▶ Instructions for the task
Begin with the line holding "Output a JSON" and write out each following line to the end of the data, exactly. Pictures are left out.

Source records
[start]
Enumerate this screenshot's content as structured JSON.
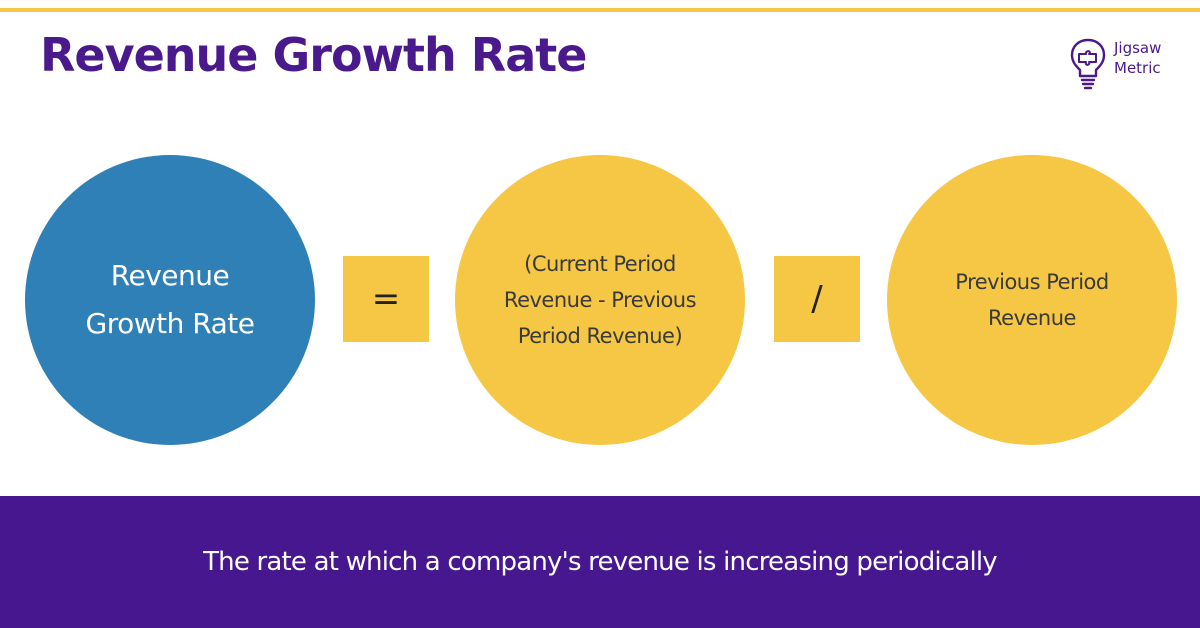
{
  "title": "Revenue Growth Rate",
  "logo": {
    "line1": "Jigsaw",
    "line2": "Metric",
    "icon": "lightbulb-puzzle-icon"
  },
  "formula": {
    "lhs": {
      "line1": "Revenue",
      "line2": "Growth Rate"
    },
    "equals": "=",
    "numerator": {
      "line1": "(Current Period",
      "line2": "Revenue - Previous",
      "line3": "Period Revenue)"
    },
    "divide": "/",
    "denominator": {
      "line1": "Previous Period",
      "line2": "Revenue"
    }
  },
  "caption": "The rate at which a company's revenue is increasing periodically",
  "colors": {
    "accent": "#f6c744",
    "brand": "#47178f",
    "title": "#4a1a8c",
    "circle_lhs": "#2f80b7"
  }
}
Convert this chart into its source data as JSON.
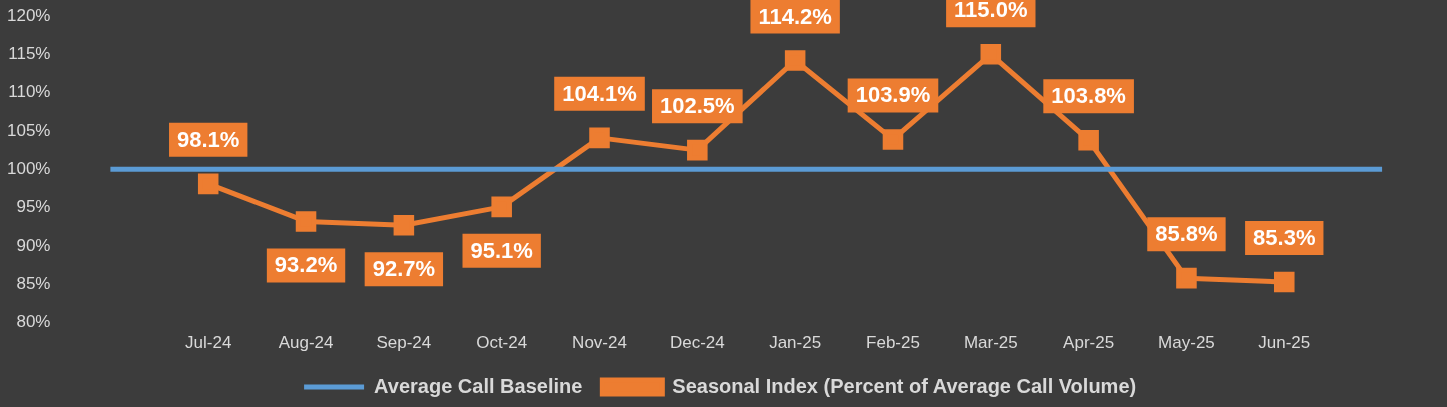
{
  "chart_data": {
    "type": "line",
    "categories": [
      null,
      "Jul-24",
      "Aug-24",
      "Sep-24",
      "Oct-24",
      "Nov-24",
      "Dec-24",
      "Jan-25",
      "Feb-25",
      "Mar-25",
      "Apr-25",
      "May-25",
      "Jun-25",
      null
    ],
    "series": [
      {
        "name": "Average Call Baseline",
        "color": "#5b9bd5",
        "marker": "none",
        "values": [
          100,
          100,
          100,
          100,
          100,
          100,
          100,
          100,
          100,
          100,
          100,
          100,
          100,
          100
        ]
      },
      {
        "name": "Seasonal Index (Percent of Average Call Volume)",
        "color": "#ed7d31",
        "marker": "square",
        "values": [
          null,
          98.1,
          93.2,
          92.7,
          95.1,
          104.1,
          102.5,
          114.2,
          103.9,
          115.0,
          103.8,
          85.8,
          85.3,
          null
        ],
        "value_labels": [
          null,
          "98.1%",
          "93.2%",
          "92.7%",
          "95.1%",
          "104.1%",
          "102.5%",
          "114.2%",
          "103.9%",
          "115.0%",
          "103.8%",
          "85.8%",
          "85.3%",
          null
        ]
      }
    ],
    "ylim": [
      80,
      120
    ],
    "yticks": [
      {
        "value": 80,
        "label": "80%"
      },
      {
        "value": 85,
        "label": "85%"
      },
      {
        "value": 90,
        "label": "90%"
      },
      {
        "value": 95,
        "label": "95%"
      },
      {
        "value": 100,
        "label": "100%"
      },
      {
        "value": 105,
        "label": "105%"
      },
      {
        "value": 110,
        "label": "110%"
      },
      {
        "value": 115,
        "label": "115%"
      },
      {
        "value": 120,
        "label": "120%"
      }
    ],
    "grid": false,
    "legend": "bottom",
    "line_style": "solid"
  }
}
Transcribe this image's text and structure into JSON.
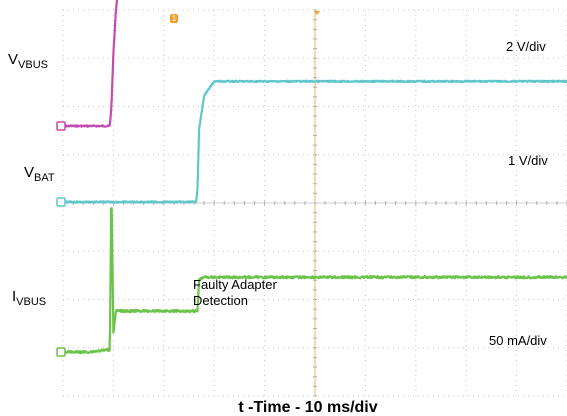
{
  "chart_data": {
    "type": "line",
    "xlabel": "t -Time - 10 ms/div",
    "x_div_ms": 10,
    "x_divisions": 10,
    "y_divisions": 8,
    "grid": true,
    "time_ms": [
      0,
      5,
      9.3,
      9.6,
      10,
      10.5,
      11,
      14,
      20,
      24,
      26.4,
      26.7,
      27,
      28,
      30,
      40,
      50
    ],
    "series": [
      {
        "name": "VVBUS",
        "label_main": "V",
        "label_sub": "VBUS",
        "scale": "2 V/div",
        "color": "#c44bb0",
        "values_div": [
          0,
          0,
          0,
          0.4,
          1.5,
          2.4,
          2.9,
          2.95,
          2.95,
          2.95,
          2.95,
          2.95,
          2.95,
          2.95,
          2.95,
          2.95,
          2.95
        ]
      },
      {
        "name": "VBAT",
        "label_main": "V",
        "label_sub": "BAT",
        "scale": "1 V/div",
        "color": "#5fc6cc",
        "values_div": [
          0,
          0,
          0,
          0,
          0,
          0,
          0,
          0,
          0,
          0,
          0,
          0.3,
          1.5,
          2.2,
          2.5,
          2.5,
          2.5
        ]
      },
      {
        "name": "IVBUS",
        "label_main": "I",
        "label_sub": "VBUS",
        "scale": "50 mA/div",
        "color": "#6cc34a",
        "values_div": [
          0,
          0,
          0.05,
          3.5,
          0.4,
          0.85,
          0.85,
          0.85,
          0.85,
          0.85,
          0.85,
          0.85,
          1.5,
          1.55,
          1.55,
          1.55,
          1.55
        ]
      }
    ],
    "annotation": {
      "line1": "Faulty Adapter",
      "line2": "Detection"
    },
    "top_marker": "1"
  }
}
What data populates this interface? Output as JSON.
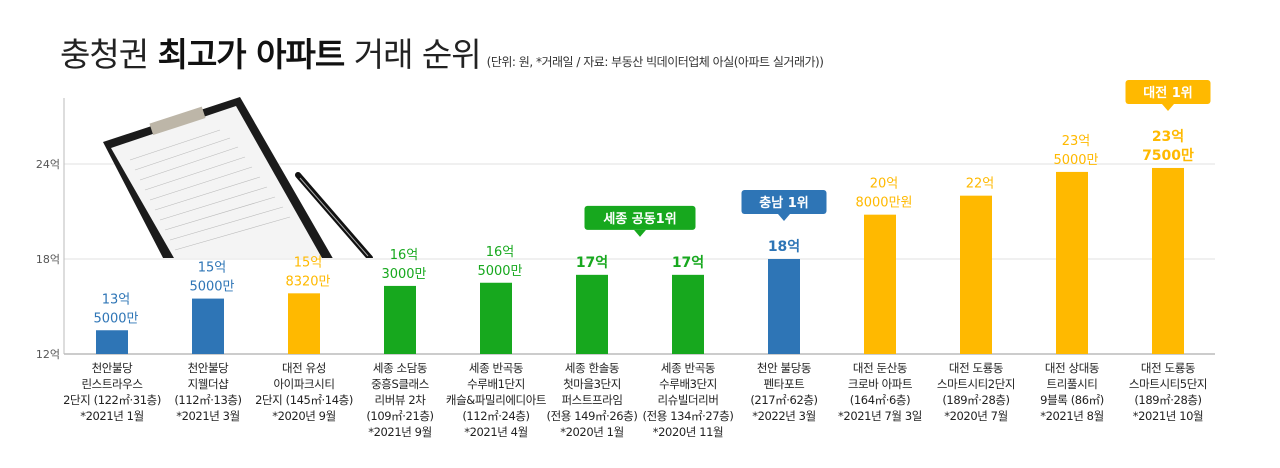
{
  "header": {
    "title_part1": "충청권 ",
    "title_bold": "최고가 아파트",
    "title_part2": " 거래 순위",
    "subtitle": "(단위: 원, *거래일 / 자료: 부동산 빅데이터업체 아실(아파트 실거래가))"
  },
  "colors": {
    "chungnam": "#2e75b6",
    "daejeon": "#ffb900",
    "sejong": "#17a81e",
    "grid": "#e2e2e2",
    "axis": "#bbbbbb"
  },
  "chart_data": {
    "type": "bar",
    "title": "충청권 최고가 아파트 거래 순위",
    "ylim": [
      12,
      24
    ],
    "yticks": [
      {
        "value": 12,
        "label": "12억"
      },
      {
        "value": 18,
        "label": "18억"
      },
      {
        "value": 24,
        "label": "24억"
      }
    ],
    "grid": true,
    "categories": [
      [
        "천안불당",
        "린스트라우스",
        "2단지 (122㎡·31층)",
        "*2021년 1월"
      ],
      [
        "천안불당",
        "지웰더샵",
        "(112㎡·13층)",
        "*2021년 3월"
      ],
      [
        "대전 유성",
        "아이파크시티",
        "2단지 (145㎡·14층)",
        "*2020년 9월"
      ],
      [
        "세종 소담동",
        "중흥S클래스",
        "리버뷰 2차",
        "(109㎡·21층)",
        "*2021년 9월"
      ],
      [
        "세종 반곡동",
        "수루배1단지",
        "캐슬&파밀리에디아트",
        "(112㎡·24층)",
        "*2021년 4월"
      ],
      [
        "세종 한솔동",
        "첫마을3단지",
        "퍼스트프라임",
        "(전용 149㎡·26층)",
        "*2020년 1월"
      ],
      [
        "세종 반곡동",
        "수루배3단지",
        "리슈빌더리버",
        "(전용 134㎡·27층)",
        "*2020년 11월"
      ],
      [
        "천안 불당동",
        "펜타포트",
        "(217㎡·62층)",
        "*2022년 3월"
      ],
      [
        "대전 둔산동",
        "크로바 아파트",
        "(164㎡·6층)",
        "*2021년 7월 3일"
      ],
      [
        "대전 도룡동",
        "스마트시티2단지",
        "(189㎡·28층)",
        "*2020년 7월"
      ],
      [
        "대전 상대동",
        "트리풀시티",
        "9블록 (86㎡)",
        "*2021년 8월"
      ],
      [
        "대전 도룡동",
        "스마트시티5단지",
        "(189㎡·28층)",
        "*2021년 10월"
      ]
    ],
    "values": [
      13.5,
      15.5,
      15.832,
      16.3,
      16.5,
      17,
      17,
      18,
      20.8,
      22,
      23.5,
      23.75
    ],
    "regions": [
      "chungnam",
      "chungnam",
      "daejeon",
      "sejong",
      "sejong",
      "sejong",
      "sejong",
      "chungnam",
      "daejeon",
      "daejeon",
      "daejeon",
      "daejeon"
    ],
    "data_labels": [
      [
        "13억",
        "5000만"
      ],
      [
        "15억",
        "5000만"
      ],
      [
        "15억",
        "8320만"
      ],
      [
        "16억",
        "3000만"
      ],
      [
        "16억",
        "5000만"
      ],
      [
        "17억"
      ],
      [
        "17억"
      ],
      [
        "18억"
      ],
      [
        "20억",
        "8000만원"
      ],
      [
        "22억"
      ],
      [
        "23억",
        "5000만"
      ],
      [
        "23억",
        "7500만"
      ]
    ],
    "bold_labels": [
      false,
      false,
      false,
      false,
      false,
      true,
      true,
      true,
      false,
      false,
      false,
      true
    ],
    "annotations": [
      {
        "text": "세종 공동1위",
        "bars": [
          5,
          6
        ],
        "region": "sejong"
      },
      {
        "text": "충남 1위",
        "bars": [
          7
        ],
        "region": "chungnam"
      },
      {
        "text": "대전 1위",
        "bars": [
          11
        ],
        "region": "daejeon"
      }
    ]
  }
}
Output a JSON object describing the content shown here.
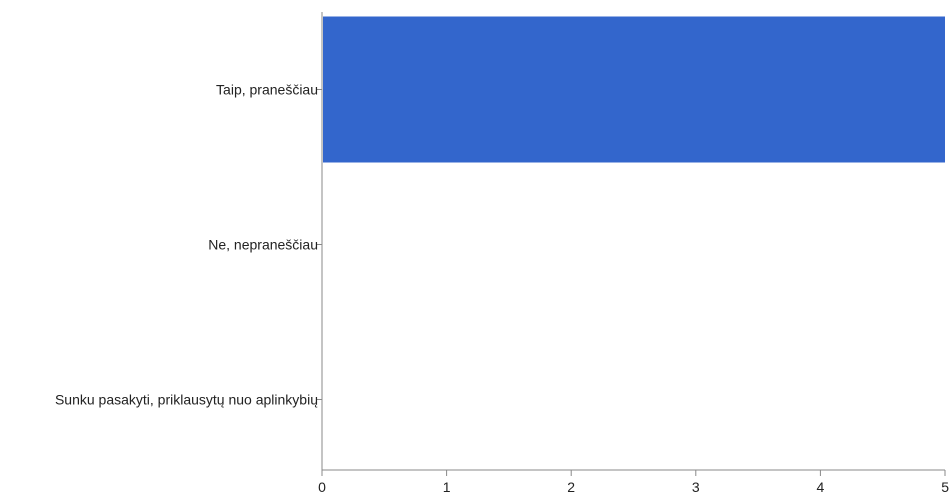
{
  "chart_data": {
    "type": "bar",
    "orientation": "horizontal",
    "categories": [
      "Taip, praneščiau",
      "Ne, nepraneščiau",
      "Sunku pasakyti, priklausytų nuo aplinkybių"
    ],
    "values": [
      5,
      0,
      0
    ],
    "xlim": [
      0,
      5
    ],
    "xticks": [
      "0",
      "1",
      "2",
      "3",
      "4",
      "5"
    ],
    "grid": false,
    "legend": "none",
    "bar_color": "#3366cc"
  }
}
[end]
▶ Result
Output a JSON object describing the content shown here.
{
  "chart_data": {
    "type": "bar",
    "orientation": "horizontal",
    "categories": [
      "Taip, praneščiau",
      "Ne, nepraneščiau",
      "Sunku pasakyti, priklausytų nuo aplinkybių"
    ],
    "values": [
      5,
      0,
      0
    ],
    "xlim": [
      0,
      5
    ],
    "xticks": [
      "0",
      "1",
      "2",
      "3",
      "4",
      "5"
    ],
    "grid": false,
    "legend": "none",
    "bar_color": "#3366cc"
  }
}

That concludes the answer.